Tally the lines in these records that hold the string "Monetary", and reply with the number alone.

■ ■ ■

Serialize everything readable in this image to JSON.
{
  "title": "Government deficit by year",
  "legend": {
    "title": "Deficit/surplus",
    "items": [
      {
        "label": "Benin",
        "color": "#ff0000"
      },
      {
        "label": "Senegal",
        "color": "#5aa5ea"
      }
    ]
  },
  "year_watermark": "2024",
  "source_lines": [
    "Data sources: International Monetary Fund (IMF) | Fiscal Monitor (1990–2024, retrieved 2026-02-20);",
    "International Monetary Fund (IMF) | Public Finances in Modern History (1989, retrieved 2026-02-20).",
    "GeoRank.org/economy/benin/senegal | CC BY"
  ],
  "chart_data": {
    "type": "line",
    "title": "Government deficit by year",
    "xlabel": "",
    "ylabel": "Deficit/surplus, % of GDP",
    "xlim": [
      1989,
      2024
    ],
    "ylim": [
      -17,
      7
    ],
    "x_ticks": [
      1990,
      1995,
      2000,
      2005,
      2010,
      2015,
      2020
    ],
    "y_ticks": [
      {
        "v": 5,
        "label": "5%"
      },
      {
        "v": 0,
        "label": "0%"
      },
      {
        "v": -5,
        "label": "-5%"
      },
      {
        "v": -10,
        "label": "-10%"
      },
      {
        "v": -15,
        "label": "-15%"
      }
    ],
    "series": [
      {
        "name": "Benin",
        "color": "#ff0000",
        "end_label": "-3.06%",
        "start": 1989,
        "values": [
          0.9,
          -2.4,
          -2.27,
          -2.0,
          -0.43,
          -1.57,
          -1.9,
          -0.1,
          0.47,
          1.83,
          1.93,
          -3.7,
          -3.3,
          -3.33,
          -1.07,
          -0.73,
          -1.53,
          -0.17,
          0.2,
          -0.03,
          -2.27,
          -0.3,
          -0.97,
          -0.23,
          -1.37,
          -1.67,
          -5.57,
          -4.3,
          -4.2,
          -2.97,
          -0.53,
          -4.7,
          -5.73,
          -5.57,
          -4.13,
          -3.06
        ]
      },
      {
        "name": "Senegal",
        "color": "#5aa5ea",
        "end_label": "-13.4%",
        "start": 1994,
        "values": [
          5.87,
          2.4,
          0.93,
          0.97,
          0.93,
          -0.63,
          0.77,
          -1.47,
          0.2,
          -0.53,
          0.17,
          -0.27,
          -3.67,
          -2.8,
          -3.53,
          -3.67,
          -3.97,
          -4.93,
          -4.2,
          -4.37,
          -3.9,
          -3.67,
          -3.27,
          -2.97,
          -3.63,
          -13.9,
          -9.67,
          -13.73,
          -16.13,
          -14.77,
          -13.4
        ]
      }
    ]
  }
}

■ ■ ■

# [Result below]
2